== Task objective ==
Write out the entries below exactly as they appear, from their first line up to and including the line that contains "bid-row[interactable]: 2 6.26".

[BEGIN Given data]

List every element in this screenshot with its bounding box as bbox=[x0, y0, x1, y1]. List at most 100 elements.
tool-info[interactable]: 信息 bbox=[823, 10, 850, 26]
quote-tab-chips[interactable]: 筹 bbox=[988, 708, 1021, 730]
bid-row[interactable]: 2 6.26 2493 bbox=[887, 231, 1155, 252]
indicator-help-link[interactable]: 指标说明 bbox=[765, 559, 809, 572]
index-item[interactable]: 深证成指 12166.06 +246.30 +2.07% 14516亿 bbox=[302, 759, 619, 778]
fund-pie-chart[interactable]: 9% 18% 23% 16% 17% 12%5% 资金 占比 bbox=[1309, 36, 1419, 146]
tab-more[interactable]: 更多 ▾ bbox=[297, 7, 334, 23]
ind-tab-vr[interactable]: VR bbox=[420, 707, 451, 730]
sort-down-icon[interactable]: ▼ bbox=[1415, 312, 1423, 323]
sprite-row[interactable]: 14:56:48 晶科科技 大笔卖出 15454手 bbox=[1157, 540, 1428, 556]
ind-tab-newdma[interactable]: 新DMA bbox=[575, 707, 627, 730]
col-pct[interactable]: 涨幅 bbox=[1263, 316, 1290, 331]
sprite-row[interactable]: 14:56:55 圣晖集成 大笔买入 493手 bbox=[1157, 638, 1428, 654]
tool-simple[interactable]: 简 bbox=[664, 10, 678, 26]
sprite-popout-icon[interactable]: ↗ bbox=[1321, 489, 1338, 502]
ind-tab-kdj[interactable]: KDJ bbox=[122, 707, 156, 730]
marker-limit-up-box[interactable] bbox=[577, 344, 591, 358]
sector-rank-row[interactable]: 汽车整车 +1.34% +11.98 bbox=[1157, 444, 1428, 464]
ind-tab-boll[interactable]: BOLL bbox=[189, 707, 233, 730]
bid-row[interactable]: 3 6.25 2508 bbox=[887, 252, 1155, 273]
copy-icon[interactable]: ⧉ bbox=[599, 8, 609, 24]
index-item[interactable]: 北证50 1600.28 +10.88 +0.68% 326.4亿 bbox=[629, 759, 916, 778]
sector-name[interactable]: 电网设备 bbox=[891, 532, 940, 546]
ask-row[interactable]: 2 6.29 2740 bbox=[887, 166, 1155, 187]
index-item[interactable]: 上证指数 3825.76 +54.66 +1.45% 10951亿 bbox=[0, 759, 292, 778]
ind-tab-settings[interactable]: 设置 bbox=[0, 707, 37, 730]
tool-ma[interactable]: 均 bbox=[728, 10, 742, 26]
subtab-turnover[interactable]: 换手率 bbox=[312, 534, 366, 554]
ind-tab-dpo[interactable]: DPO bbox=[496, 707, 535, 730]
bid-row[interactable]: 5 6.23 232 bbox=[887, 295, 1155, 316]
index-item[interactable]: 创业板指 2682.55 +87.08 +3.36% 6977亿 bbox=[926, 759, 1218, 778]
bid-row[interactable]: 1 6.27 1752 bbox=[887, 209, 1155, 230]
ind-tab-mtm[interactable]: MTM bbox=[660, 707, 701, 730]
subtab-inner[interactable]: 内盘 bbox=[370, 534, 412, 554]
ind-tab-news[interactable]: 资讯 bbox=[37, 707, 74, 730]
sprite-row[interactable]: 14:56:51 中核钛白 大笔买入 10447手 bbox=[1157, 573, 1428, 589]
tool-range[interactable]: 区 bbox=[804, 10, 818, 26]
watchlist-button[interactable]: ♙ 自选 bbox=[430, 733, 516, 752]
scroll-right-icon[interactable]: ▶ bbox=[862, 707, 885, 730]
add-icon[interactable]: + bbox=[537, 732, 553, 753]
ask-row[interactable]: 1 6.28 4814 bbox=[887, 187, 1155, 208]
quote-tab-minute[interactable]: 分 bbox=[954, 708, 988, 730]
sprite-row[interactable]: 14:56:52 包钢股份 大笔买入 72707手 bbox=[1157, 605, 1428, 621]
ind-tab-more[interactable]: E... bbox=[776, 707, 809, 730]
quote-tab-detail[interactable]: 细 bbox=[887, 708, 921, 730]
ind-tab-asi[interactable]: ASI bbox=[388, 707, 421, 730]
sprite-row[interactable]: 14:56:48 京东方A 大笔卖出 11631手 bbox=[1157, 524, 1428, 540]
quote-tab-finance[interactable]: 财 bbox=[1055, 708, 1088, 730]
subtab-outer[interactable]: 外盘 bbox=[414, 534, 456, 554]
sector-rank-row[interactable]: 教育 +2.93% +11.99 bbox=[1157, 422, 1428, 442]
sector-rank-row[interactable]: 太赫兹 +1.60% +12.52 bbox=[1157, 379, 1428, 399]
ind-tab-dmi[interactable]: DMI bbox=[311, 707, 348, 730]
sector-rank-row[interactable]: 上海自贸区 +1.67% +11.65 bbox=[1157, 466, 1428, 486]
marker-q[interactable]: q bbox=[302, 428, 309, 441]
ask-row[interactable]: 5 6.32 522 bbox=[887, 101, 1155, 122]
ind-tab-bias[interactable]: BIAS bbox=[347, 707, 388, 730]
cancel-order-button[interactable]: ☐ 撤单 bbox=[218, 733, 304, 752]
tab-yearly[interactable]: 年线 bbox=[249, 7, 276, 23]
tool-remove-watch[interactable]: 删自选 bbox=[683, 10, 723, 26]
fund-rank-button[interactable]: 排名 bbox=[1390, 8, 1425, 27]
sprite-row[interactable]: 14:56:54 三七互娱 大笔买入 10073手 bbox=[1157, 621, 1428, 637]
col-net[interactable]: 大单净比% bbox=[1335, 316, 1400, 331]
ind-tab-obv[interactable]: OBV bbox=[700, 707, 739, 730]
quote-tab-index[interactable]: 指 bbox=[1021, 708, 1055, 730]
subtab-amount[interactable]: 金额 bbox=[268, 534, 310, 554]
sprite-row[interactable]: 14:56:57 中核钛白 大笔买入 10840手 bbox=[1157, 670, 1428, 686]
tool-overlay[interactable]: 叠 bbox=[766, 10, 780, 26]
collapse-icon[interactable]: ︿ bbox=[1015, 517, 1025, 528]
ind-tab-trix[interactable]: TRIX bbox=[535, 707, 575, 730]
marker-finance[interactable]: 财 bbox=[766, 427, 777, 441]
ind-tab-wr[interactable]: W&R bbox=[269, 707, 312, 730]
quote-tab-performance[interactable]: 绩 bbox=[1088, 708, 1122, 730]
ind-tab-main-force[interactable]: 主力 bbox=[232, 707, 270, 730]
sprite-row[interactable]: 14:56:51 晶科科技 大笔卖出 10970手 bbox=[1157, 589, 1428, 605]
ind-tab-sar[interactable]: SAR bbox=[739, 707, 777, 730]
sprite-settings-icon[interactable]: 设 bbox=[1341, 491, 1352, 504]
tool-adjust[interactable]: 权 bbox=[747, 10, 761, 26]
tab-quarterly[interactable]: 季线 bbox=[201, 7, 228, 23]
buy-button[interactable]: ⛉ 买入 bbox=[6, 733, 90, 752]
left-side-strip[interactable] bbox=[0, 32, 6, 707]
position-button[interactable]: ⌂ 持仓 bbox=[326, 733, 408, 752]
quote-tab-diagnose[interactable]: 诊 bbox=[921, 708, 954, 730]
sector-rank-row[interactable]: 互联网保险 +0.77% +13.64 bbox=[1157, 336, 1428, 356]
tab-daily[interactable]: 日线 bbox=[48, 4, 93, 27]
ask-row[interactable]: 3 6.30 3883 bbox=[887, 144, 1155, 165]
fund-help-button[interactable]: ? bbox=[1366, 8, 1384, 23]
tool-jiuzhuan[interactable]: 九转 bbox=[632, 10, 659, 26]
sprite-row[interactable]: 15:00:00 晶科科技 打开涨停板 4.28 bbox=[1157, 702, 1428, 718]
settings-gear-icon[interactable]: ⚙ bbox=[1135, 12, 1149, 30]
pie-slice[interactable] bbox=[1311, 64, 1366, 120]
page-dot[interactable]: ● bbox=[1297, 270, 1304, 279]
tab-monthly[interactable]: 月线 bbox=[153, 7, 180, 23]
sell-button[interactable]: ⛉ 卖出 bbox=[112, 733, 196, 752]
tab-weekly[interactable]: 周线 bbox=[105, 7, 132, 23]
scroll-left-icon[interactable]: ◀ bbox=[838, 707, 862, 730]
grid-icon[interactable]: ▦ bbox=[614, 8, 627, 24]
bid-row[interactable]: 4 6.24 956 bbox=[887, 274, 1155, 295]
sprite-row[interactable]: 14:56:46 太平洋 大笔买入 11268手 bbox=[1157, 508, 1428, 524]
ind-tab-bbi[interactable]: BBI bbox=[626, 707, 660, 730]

[END Given data]

== Answer for the task ==
List every element in this screenshot with its bounding box as bbox=[x0, y0, x1, y1]. List at most 100 elements.
tool-info[interactable]: 信息 bbox=[823, 10, 850, 26]
quote-tab-chips[interactable]: 筹 bbox=[988, 708, 1021, 730]
bid-row[interactable]: 2 6.26 2493 bbox=[887, 231, 1155, 252]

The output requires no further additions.